Request >> Count lines, not occurrences: give the number of lines holding the word "минутой", and nothing besides.
##### Dataset
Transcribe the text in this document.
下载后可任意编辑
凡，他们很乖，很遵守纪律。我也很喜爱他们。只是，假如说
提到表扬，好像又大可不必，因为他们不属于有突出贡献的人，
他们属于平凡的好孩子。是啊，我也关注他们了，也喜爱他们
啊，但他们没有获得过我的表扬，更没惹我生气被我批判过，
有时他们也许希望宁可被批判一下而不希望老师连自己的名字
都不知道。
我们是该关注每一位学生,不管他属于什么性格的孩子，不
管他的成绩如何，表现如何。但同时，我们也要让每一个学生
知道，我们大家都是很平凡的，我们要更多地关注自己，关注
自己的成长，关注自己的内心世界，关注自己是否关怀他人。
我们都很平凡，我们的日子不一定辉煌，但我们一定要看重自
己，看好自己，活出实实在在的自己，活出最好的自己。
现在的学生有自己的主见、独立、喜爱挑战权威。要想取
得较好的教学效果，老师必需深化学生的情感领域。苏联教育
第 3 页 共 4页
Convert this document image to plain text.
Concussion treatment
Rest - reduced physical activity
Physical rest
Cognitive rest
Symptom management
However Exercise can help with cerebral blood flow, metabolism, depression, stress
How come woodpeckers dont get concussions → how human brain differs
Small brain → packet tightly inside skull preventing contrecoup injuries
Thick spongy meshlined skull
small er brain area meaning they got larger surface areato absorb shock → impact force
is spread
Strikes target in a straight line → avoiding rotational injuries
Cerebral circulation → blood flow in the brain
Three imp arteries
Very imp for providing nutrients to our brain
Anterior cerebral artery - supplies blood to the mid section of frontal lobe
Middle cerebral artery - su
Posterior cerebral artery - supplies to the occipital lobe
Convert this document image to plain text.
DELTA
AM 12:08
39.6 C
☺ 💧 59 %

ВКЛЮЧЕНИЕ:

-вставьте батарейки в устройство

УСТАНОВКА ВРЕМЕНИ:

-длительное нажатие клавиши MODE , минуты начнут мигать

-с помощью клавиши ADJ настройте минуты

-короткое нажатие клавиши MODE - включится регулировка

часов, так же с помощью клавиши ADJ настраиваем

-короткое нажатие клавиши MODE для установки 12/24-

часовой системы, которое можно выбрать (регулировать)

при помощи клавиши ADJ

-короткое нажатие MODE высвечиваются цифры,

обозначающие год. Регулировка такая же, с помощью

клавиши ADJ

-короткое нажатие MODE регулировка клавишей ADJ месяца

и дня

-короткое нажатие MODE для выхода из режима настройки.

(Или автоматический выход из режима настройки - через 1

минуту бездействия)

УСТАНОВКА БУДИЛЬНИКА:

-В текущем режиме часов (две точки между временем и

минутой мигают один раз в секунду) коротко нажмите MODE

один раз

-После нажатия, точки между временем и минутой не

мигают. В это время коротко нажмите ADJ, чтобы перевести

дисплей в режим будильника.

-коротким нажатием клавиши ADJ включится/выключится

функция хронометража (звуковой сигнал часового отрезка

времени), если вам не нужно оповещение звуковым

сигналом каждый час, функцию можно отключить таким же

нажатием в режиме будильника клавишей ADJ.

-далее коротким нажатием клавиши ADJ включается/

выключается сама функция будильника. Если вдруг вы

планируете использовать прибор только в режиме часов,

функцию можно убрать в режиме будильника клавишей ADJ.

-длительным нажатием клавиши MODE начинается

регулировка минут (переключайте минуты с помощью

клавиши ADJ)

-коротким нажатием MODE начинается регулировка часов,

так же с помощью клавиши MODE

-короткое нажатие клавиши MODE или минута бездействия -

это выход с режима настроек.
##########
Output of the exercise >> 2